TEXT BLOCK:

The label originally rejected a singer called Agaton. They weren't interested in his recorded music either. But, Milena Cantù who was Adriano Celentano's current girlfriend wanted to hear the recordings again. As a result, they signed him up and gave him a new stage name of Don Backy. He would later have issues with the label which would lead to court action.

The label facilitated the disc debut for film actress Claudia Mori with "Quello Che Ti Dico" bw "Non Guardarmi".

In 1968, the label severed its ties with distributor C&C and moved their product through the newly formed Clan Celentano Distributing Co.

==History==
===1960s===
In 1962, Ricky Gianco's single, "Tu vedrai" bw "Il mio mondo", "Non c'è pietà" was released on Clan Celentano ACC 24006.

Previously known as Brenda Bis on another label, Maria Luigia recorded for Clan Celentano, releasing the single "Loro Sanno Dove" bw "L'Ultimato" in 1968. It was noted by Billboard in the February 3, 1968 issue that Don Backy had left Clan Calentano and had formed his own production company called Amico. There were some issues between himself and his former label. According to Clan Calentano, Backy had not fulfilled his contractual obligations. The matter was also in court. It was also noted by Billboard in the February 3 issue that Alessandro Celentano, who in the past had been the managing director for Clan Celentano had come back into the music industry and was now a partner and general manager of CIP- Cantanti and New Sound.

DATASET:
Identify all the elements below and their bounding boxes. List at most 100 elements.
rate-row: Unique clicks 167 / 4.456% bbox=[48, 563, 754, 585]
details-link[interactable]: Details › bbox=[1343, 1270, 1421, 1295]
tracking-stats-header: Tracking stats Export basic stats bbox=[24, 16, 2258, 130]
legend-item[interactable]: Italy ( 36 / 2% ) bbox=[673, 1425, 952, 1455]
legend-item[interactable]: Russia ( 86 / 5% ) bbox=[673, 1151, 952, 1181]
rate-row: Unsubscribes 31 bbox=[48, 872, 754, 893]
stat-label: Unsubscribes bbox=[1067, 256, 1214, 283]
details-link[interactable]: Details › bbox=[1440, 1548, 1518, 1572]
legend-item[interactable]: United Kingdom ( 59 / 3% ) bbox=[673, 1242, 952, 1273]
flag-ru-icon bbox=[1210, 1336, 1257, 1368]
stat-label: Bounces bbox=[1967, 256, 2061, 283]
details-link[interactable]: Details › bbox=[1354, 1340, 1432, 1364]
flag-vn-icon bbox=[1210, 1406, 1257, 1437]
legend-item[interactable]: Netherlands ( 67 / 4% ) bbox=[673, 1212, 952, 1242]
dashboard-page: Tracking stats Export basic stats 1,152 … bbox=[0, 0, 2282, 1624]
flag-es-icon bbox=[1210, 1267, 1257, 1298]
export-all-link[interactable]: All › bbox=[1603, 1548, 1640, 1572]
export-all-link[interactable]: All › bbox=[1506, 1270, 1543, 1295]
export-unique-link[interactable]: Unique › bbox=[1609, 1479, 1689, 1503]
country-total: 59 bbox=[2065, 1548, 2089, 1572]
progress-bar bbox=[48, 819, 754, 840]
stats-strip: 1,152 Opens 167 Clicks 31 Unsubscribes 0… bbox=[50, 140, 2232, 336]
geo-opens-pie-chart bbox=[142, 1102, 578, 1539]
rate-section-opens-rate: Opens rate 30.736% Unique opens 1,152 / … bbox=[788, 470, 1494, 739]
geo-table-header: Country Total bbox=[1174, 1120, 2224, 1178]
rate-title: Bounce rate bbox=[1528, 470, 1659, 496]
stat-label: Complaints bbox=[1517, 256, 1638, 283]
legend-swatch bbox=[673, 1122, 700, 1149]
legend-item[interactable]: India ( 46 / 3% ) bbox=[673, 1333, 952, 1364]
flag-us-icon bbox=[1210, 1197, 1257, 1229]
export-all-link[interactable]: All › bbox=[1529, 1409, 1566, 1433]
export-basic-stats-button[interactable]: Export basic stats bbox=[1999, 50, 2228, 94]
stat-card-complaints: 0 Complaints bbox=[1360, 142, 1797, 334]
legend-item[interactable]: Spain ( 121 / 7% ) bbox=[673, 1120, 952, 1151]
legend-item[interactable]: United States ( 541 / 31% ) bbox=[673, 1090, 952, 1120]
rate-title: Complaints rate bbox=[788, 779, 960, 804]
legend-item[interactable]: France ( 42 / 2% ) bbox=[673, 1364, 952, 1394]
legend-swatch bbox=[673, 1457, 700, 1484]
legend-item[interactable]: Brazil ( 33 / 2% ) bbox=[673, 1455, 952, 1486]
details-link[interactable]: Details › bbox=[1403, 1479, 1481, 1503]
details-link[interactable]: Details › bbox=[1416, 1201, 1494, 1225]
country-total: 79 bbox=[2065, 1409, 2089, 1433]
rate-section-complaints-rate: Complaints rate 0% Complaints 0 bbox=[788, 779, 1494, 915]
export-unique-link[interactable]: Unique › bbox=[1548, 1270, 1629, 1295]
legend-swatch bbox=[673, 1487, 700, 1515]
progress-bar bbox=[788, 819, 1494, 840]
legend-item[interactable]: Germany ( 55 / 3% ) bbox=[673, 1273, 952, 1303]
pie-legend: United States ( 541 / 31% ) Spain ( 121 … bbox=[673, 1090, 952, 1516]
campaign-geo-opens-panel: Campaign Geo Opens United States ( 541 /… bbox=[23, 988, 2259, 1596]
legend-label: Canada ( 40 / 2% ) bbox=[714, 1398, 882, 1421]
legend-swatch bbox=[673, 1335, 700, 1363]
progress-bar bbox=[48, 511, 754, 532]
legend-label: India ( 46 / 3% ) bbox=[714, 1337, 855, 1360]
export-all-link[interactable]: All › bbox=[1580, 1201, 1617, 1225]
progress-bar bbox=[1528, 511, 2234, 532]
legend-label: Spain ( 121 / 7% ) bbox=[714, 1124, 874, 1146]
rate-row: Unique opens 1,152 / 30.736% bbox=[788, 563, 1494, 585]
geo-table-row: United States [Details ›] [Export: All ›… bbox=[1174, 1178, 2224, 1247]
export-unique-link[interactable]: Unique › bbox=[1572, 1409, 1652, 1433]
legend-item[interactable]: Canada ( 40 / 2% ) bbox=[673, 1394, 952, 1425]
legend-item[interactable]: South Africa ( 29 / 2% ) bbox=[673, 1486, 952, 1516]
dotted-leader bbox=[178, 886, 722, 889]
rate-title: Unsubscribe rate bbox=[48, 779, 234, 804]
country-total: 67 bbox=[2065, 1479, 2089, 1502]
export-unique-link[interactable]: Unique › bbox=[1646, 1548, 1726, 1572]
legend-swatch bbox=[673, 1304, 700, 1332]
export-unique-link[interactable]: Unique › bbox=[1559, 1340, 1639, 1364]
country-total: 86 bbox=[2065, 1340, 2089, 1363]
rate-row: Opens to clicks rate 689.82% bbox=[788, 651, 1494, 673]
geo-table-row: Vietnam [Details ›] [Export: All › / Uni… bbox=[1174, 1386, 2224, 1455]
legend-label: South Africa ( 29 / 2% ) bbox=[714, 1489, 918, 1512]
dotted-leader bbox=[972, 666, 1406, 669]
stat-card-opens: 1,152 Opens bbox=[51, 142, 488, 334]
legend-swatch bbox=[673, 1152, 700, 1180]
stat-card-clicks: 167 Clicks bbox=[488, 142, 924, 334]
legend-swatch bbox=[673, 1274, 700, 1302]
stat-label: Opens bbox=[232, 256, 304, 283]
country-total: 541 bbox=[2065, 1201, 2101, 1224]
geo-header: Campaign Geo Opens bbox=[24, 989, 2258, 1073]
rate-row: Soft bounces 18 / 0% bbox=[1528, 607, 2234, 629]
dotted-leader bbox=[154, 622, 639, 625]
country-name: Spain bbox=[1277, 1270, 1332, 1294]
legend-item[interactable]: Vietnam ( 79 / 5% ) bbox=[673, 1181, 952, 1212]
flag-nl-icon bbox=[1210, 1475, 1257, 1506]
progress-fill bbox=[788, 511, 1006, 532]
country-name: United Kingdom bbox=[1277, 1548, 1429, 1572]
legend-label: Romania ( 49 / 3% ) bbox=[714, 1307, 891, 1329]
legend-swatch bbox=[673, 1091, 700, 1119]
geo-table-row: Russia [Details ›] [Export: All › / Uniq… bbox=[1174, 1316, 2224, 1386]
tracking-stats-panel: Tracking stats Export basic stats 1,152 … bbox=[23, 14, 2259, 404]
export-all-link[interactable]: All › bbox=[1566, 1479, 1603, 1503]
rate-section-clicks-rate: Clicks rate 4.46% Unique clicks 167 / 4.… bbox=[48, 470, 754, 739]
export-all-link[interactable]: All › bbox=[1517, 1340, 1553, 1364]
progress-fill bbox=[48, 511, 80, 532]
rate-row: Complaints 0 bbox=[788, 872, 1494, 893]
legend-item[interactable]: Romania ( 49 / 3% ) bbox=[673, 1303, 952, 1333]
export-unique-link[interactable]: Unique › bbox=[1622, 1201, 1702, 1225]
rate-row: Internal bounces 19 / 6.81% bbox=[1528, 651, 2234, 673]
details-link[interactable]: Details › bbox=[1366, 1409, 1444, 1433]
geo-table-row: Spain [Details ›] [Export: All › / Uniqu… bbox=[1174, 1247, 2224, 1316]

EXERCISE GOAL: Can you write the next part of the Clan Celentano record label history, continuing after its final sentence?

RESULT FOR THIS EXERCISE:
It was reported in the February 8, 1969 issue of Cash Box that Phono Box head, Tony Tromeros had secured the disc rights to Adriano Celentano via the Clan Celentano label line. Also in 1969, Fred Bongusto's single, "Una striscia di mare" / "Ciao nemica" was released on Celentano BF 69007.

===1970s===
In 1970, the Brett Marvin and the Thunderbolts self-titled album for Brett Marvin and the Thunderbolts was released on Clan Celentano BF/ES/LP 7020. Also that year, PPX artist Anthony Swete had his self-titled album released on Clan Celentano BF ES LP 7021. Also that year, the ninth Cantagiro contest was held. It finished on July 11. Celentano artists included, Adriano who participated in the A category, Pio and Valeria Rigano in the B category and Katty Line in the C category.

===1980s to 2000s===
In 1996, the label released a CD single of recordings by Milena Cantù. The songs, "Bang Bang" and "Che Importa A Me" were released on both BMG 0743213533728 and Clan Celentano CLCD 353372.

On the week of December 29, 2001, Adriano Celentano's album Il Cuore, LA Voce, released on the Clan Celentano label made its debut at no. 54 in the European Top 100 Albums chart.